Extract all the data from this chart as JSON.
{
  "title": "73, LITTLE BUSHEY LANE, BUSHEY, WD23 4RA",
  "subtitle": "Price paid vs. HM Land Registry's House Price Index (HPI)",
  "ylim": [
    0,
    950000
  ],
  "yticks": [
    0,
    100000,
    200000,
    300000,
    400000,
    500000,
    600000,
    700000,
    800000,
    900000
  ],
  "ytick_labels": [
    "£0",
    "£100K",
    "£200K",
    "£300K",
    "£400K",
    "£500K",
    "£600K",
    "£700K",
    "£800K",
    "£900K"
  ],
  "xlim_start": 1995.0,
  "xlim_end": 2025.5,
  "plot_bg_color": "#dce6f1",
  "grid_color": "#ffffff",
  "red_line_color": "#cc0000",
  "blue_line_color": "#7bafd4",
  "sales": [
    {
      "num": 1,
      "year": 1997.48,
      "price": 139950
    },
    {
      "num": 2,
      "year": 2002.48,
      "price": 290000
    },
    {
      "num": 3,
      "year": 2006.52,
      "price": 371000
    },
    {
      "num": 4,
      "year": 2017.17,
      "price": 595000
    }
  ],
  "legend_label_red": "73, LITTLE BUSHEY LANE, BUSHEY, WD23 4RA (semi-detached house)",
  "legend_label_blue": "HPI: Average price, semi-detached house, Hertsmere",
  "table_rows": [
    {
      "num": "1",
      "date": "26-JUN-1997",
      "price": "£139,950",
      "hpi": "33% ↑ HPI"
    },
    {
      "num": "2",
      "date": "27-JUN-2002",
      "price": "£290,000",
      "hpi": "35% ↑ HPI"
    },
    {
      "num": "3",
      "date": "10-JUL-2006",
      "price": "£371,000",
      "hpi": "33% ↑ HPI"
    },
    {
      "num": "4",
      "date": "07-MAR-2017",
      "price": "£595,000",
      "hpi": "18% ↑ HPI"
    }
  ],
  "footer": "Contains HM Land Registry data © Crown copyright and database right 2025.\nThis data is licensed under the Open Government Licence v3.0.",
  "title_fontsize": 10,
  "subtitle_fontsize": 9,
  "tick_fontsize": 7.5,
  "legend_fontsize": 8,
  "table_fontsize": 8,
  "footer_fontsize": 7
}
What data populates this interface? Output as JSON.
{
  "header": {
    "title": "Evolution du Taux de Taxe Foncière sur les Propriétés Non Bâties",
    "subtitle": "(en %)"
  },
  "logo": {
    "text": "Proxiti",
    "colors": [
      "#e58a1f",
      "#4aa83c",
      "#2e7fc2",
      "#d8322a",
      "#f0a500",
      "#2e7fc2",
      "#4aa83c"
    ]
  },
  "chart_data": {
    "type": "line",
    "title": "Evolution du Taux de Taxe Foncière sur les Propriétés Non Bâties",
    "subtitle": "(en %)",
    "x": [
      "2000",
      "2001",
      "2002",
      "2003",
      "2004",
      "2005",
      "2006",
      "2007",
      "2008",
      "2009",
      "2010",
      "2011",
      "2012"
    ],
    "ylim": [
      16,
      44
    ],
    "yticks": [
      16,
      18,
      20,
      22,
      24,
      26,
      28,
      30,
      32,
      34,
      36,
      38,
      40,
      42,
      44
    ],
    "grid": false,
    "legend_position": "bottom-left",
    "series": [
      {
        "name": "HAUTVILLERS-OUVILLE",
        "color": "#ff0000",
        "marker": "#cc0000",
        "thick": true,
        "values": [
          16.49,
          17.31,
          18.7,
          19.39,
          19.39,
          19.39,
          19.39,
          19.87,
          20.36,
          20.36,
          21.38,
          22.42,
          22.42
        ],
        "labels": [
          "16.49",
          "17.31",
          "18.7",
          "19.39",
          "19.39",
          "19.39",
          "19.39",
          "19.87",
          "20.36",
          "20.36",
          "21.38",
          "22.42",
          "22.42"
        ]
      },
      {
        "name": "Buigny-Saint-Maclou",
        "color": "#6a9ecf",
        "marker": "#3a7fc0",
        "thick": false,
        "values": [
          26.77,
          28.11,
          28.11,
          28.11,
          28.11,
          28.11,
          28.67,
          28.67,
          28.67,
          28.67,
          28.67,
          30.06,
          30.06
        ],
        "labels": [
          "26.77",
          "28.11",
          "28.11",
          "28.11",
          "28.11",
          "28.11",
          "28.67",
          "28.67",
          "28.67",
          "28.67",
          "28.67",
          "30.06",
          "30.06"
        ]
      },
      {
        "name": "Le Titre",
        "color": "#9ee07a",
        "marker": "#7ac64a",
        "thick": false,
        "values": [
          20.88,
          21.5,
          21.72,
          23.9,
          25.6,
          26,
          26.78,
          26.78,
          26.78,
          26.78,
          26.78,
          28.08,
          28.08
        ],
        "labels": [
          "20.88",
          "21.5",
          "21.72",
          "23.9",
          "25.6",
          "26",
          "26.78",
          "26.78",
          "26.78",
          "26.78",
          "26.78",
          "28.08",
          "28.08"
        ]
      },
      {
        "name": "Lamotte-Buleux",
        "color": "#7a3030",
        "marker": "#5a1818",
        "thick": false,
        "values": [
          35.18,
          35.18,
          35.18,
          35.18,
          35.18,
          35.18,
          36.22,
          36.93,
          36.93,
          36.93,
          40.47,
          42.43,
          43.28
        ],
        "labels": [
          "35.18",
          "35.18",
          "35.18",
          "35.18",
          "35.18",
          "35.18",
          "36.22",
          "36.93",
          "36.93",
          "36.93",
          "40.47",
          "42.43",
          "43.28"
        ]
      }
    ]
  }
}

**Exercise goal**
Repeat the lines above exactly.

**Output for this exercise**
Extract all the data from this chart as JSON.
{
  "title": "73, LITTLE BUSHEY LANE, BUSHEY, WD23 4RA",
  "subtitle": "Price paid vs. HM Land Registry's House Price Index (HPI)",
  "ylim": [
    0,
    950000
  ],
  "yticks": [
    0,
    100000,
    200000,
    300000,
    400000,
    500000,
    600000,
    700000,
    800000,
    900000
  ],
  "ytick_labels": [
    "£0",
    "£100K",
    "£200K",
    "£300K",
    "£400K",
    "£500K",
    "£600K",
    "£700K",
    "£800K",
    "£900K"
  ],
  "xlim_start": 1995.0,
  "xlim_end": 2025.5,
  "plot_bg_color": "#dce6f1",
  "grid_color": "#ffffff",
  "red_line_color": "#cc0000",
  "blue_line_color": "#7bafd4",
  "sales": [
    {
      "num": 1,
      "year": 1997.48,
      "price": 139950
    },
    {
      "num": 2,
      "year": 2002.48,
      "price": 290000
    },
    {
      "num": 3,
      "year": 2006.52,
      "price": 371000
    },
    {
      "num": 4,
      "year": 2017.17,
      "price": 595000
    }
  ],
  "legend_label_red": "73, LITTLE BUSHEY LANE, BUSHEY, WD23 4RA (semi-detached house)",
  "legend_label_blue": "HPI: Average price, semi-detached house, Hertsmere",
  "table_rows": [
    {
      "num": "1",
      "date": "26-JUN-1997",
      "price": "£139,950",
      "hpi": "33% ↑ HPI"
    },
    {
      "num": "2",
      "date": "27-JUN-2002",
      "price": "£290,000",
      "hpi": "35% ↑ HPI"
    },
    {
      "num": "3",
      "date": "10-JUL-2006",
      "price": "£371,000",
      "hpi": "33% ↑ HPI"
    },
    {
      "num": "4",
      "date": "07-MAR-2017",
      "price": "£595,000",
      "hpi": "18% ↑ HPI"
    }
  ],
  "footer": "Contains HM Land Registry data © Crown copyright and database right 2025.\nThis data is licensed under the Open Government Licence v3.0.",
  "title_fontsize": 10,
  "subtitle_fontsize": 9,
  "tick_fontsize": 7.5,
  "legend_fontsize": 8,
  "table_fontsize": 8,
  "footer_fontsize": 7
}
What data populates this interface? Output as JSON.
{
  "header": {
    "title": "Evolution du Taux de Taxe Foncière sur les Propriétés Non Bâties",
    "subtitle": "(en %)"
  },
  "logo": {
    "text": "Proxiti",
    "colors": [
      "#e58a1f",
      "#4aa83c",
      "#2e7fc2",
      "#d8322a",
      "#f0a500",
      "#2e7fc2",
      "#4aa83c"
    ]
  },
  "chart_data": {
    "type": "line",
    "title": "Evolution du Taux de Taxe Foncière sur les Propriétés Non Bâties",
    "subtitle": "(en %)",
    "x": [
      "2000",
      "2001",
      "2002",
      "2003",
      "2004",
      "2005",
      "2006",
      "2007",
      "2008",
      "2009",
      "2010",
      "2011",
      "2012"
    ],
    "ylim": [
      16,
      44
    ],
    "yticks": [
      16,
      18,
      20,
      22,
      24,
      26,
      28,
      30,
      32,
      34,
      36,
      38,
      40,
      42,
      44
    ],
    "grid": false,
    "legend_position": "bottom-left",
    "series": [
      {
        "name": "HAUTVILLERS-OUVILLE",
        "color": "#ff0000",
        "marker": "#cc0000",
        "thick": true,
        "values": [
          16.49,
          17.31,
          18.7,
          19.39,
          19.39,
          19.39,
          19.39,
          19.87,
          20.36,
          20.36,
          21.38,
          22.42,
          22.42
        ],
        "labels": [
          "16.49",
          "17.31",
          "18.7",
          "19.39",
          "19.39",
          "19.39",
          "19.39",
          "19.87",
          "20.36",
          "20.36",
          "21.38",
          "22.42",
          "22.42"
        ]
      },
      {
        "name": "Buigny-Saint-Maclou",
        "color": "#6a9ecf",
        "marker": "#3a7fc0",
        "thick": false,
        "values": [
          26.77,
          28.11,
          28.11,
          28.11,
          28.11,
          28.11,
          28.67,
          28.67,
          28.67,
          28.67,
          28.67,
          30.06,
          30.06
        ],
        "labels": [
          "26.77",
          "28.11",
          "28.11",
          "28.11",
          "28.11",
          "28.11",
          "28.67",
          "28.67",
          "28.67",
          "28.67",
          "28.67",
          "30.06",
          "30.06"
        ]
      },
      {
        "name": "Le Titre",
        "color": "#9ee07a",
        "marker": "#7ac64a",
        "thick": false,
        "values": [
          20.88,
          21.5,
          21.72,
          23.9,
          25.6,
          26,
          26.78,
          26.78,
          26.78,
          26.78,
          26.78,
          28.08,
          28.08
        ],
        "labels": [
          "20.88",
          "21.5",
          "21.72",
          "23.9",
          "25.6",
          "26",
          "26.78",
          "26.78",
          "26.78",
          "26.78",
          "26.78",
          "28.08",
          "28.08"
        ]
      },
      {
        "name": "Lamotte-Buleux",
        "color": "#7a3030",
        "marker": "#5a1818",
        "thick": false,
        "values": [
          35.18,
          35.18,
          35.18,
          35.18,
          35.18,
          35.18,
          36.22,
          36.93,
          36.93,
          36.93,
          40.47,
          42.43,
          43.28
        ],
        "labels": [
          "35.18",
          "35.18",
          "35.18",
          "35.18",
          "35.18",
          "35.18",
          "36.22",
          "36.93",
          "36.93",
          "36.93",
          "40.47",
          "42.43",
          "43.28"
        ]
      }
    ]
  }
}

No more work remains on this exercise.